* **Problem to work on**: Strip the pictures and reproduce the rest of the listing exactly.

* **Records shown**:
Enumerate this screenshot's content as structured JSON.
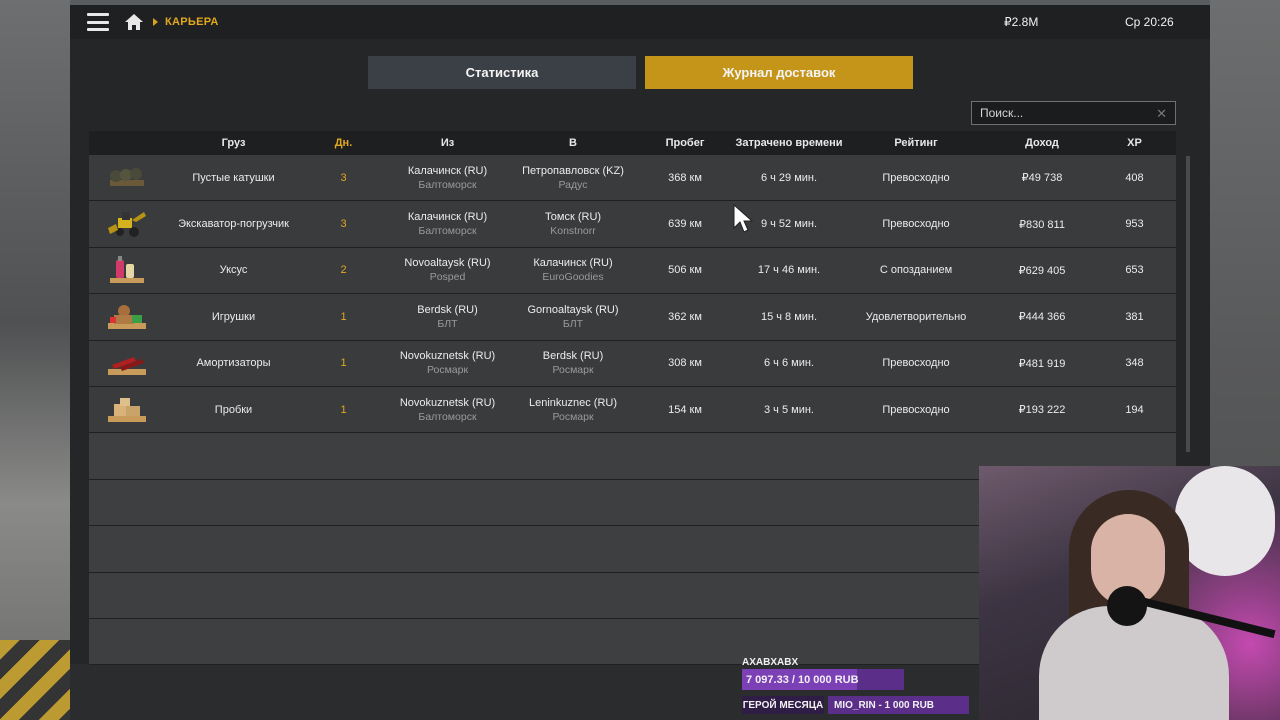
{
  "topbar": {
    "breadcrumb": "КАРЬЕРА",
    "money": "₽2.8M",
    "clock": "Ср 20:26"
  },
  "tabs": [
    {
      "label": "Статистика",
      "active": false
    },
    {
      "label": "Журнал доставок",
      "active": true
    }
  ],
  "search": {
    "placeholder": "Поиск...",
    "clear_icon": "close-icon"
  },
  "columns": {
    "cargo": "Груз",
    "days": "Дн.",
    "from": "Из",
    "to": "В",
    "distance": "Пробег",
    "time": "Затрачено времени",
    "rating": "Рейтинг",
    "income": "Доход",
    "xp": "XP"
  },
  "rows": [
    {
      "icon": "coils-icon",
      "cargo": "Пустые катушки",
      "days": "3",
      "from_city": "Калачинск (RU)",
      "from_company": "Балтоморск",
      "to_city": "Петропавловск (KZ)",
      "to_company": "Радус",
      "distance": "368 км",
      "time": "6 ч 29 мин.",
      "rating": "Превосходно",
      "income": "₽49 738",
      "xp": "408"
    },
    {
      "icon": "backhoe-loader-icon",
      "cargo": "Экскаватор-погрузчик",
      "days": "3",
      "from_city": "Калачинск (RU)",
      "from_company": "Балтоморск",
      "to_city": "Томск (RU)",
      "to_company": "Konstnorr",
      "distance": "639 км",
      "time": "9 ч 52 мин.",
      "rating": "Превосходно",
      "income": "₽830 811",
      "xp": "953"
    },
    {
      "icon": "vinegar-bottles-icon",
      "cargo": "Уксус",
      "days": "2",
      "from_city": "Novoaltaysk (RU)",
      "from_company": "Posped",
      "to_city": "Калачинск (RU)",
      "to_company": "EuroGoodies",
      "distance": "506 км",
      "time": "17 ч 46 мин.",
      "rating": "С опозданием",
      "income": "₽629 405",
      "xp": "653"
    },
    {
      "icon": "toys-pallet-icon",
      "cargo": "Игрушки",
      "days": "1",
      "from_city": "Berdsk (RU)",
      "from_company": "БЛТ",
      "to_city": "Gornoaltaysk (RU)",
      "to_company": "БЛТ",
      "distance": "362 км",
      "time": "15 ч 8 мин.",
      "rating": "Удовлетворительно",
      "income": "₽444 366",
      "xp": "381"
    },
    {
      "icon": "shock-absorbers-icon",
      "cargo": "Амортизаторы",
      "days": "1",
      "from_city": "Novokuznetsk (RU)",
      "from_company": "Росмарк",
      "to_city": "Berdsk (RU)",
      "to_company": "Росмарк",
      "distance": "308 км",
      "time": "6 ч 6 мин.",
      "rating": "Превосходно",
      "income": "₽481 919",
      "xp": "348"
    },
    {
      "icon": "corks-pallet-icon",
      "cargo": "Пробки",
      "days": "1",
      "from_city": "Novokuznetsk (RU)",
      "from_company": "Балтоморск",
      "to_city": "Leninkuznec (RU)",
      "to_company": "Росмарк",
      "distance": "154 км",
      "time": "3 ч 5 мин.",
      "rating": "Превосходно",
      "income": "₽193 222",
      "xp": "194"
    }
  ],
  "empty_rows": 5,
  "overlay": {
    "donor": "AXABXABX",
    "goal_text": "7 097.33 / 10 000 RUB",
    "goal_progress": 0.71,
    "hero_label": "ГЕРОЙ МЕСЯЦА",
    "hero_value": "MIO_RIN - 1 000 RUB"
  },
  "colors": {
    "accent": "#e1a823",
    "active_tab": "#c5951a",
    "inactive_tab": "#3b4046",
    "row_bg": "#3a3b3c",
    "overlay_purple": "#5b2e8a"
  }
}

* **In response**:
Enumerate this screenshot's content as structured JSON.
{
  "topbar": {
    "breadcrumb": "КАРЬЕРА",
    "money": "₽2.8M",
    "clock": "Ср 20:26"
  },
  "tabs": [
    {
      "label": "Статистика",
      "active": false
    },
    {
      "label": "Журнал доставок",
      "active": true
    }
  ],
  "search": {
    "placeholder": "Поиск...",
    "clear_icon": "close-icon"
  },
  "columns": {
    "cargo": "Груз",
    "days": "Дн.",
    "from": "Из",
    "to": "В",
    "distance": "Пробег",
    "time": "Затрачено времени",
    "rating": "Рейтинг",
    "income": "Доход",
    "xp": "XP"
  },
  "rows": [
    {
      "icon": "coils-icon",
      "cargo": "Пустые катушки",
      "days": "3",
      "from_city": "Калачинск (RU)",
      "from_company": "Балтоморск",
      "to_city": "Петропавловск (KZ)",
      "to_company": "Радус",
      "distance": "368 км",
      "time": "6 ч 29 мин.",
      "rating": "Превосходно",
      "income": "₽49 738",
      "xp": "408"
    },
    {
      "icon": "backhoe-loader-icon",
      "cargo": "Экскаватор-погрузчик",
      "days": "3",
      "from_city": "Калачинск (RU)",
      "from_company": "Балтоморск",
      "to_city": "Томск (RU)",
      "to_company": "Konstnorr",
      "distance": "639 км",
      "time": "9 ч 52 мин.",
      "rating": "Превосходно",
      "income": "₽830 811",
      "xp": "953"
    },
    {
      "icon": "vinegar-bottles-icon",
      "cargo": "Уксус",
      "days": "2",
      "from_city": "Novoaltaysk (RU)",
      "from_company": "Posped",
      "to_city": "Калачинск (RU)",
      "to_company": "EuroGoodies",
      "distance": "506 км",
      "time": "17 ч 46 мин.",
      "rating": "С опозданием",
      "income": "₽629 405",
      "xp": "653"
    },
    {
      "icon": "toys-pallet-icon",
      "cargo": "Игрушки",
      "days": "1",
      "from_city": "Berdsk (RU)",
      "from_company": "БЛТ",
      "to_city": "Gornoaltaysk (RU)",
      "to_company": "БЛТ",
      "distance": "362 км",
      "time": "15 ч 8 мин.",
      "rating": "Удовлетворительно",
      "income": "₽444 366",
      "xp": "381"
    },
    {
      "icon": "shock-absorbers-icon",
      "cargo": "Амортизаторы",
      "days": "1",
      "from_city": "Novokuznetsk (RU)",
      "from_company": "Росмарк",
      "to_city": "Berdsk (RU)",
      "to_company": "Росмарк",
      "distance": "308 км",
      "time": "6 ч 6 мин.",
      "rating": "Превосходно",
      "income": "₽481 919",
      "xp": "348"
    },
    {
      "icon": "corks-pallet-icon",
      "cargo": "Пробки",
      "days": "1",
      "from_city": "Novokuznetsk (RU)",
      "from_company": "Балтоморск",
      "to_city": "Leninkuznec (RU)",
      "to_company": "Росмарк",
      "distance": "154 км",
      "time": "3 ч 5 мин.",
      "rating": "Превосходно",
      "income": "₽193 222",
      "xp": "194"
    }
  ],
  "empty_rows": 5,
  "overlay": {
    "donor": "AXABXABX",
    "goal_text": "7 097.33 / 10 000 RUB",
    "goal_progress": 0.71,
    "hero_label": "ГЕРОЙ МЕСЯЦА",
    "hero_value": "MIO_RIN - 1 000 RUB"
  },
  "colors": {
    "accent": "#e1a823",
    "active_tab": "#c5951a",
    "inactive_tab": "#3b4046",
    "row_bg": "#3a3b3c",
    "overlay_purple": "#5b2e8a"
  }
}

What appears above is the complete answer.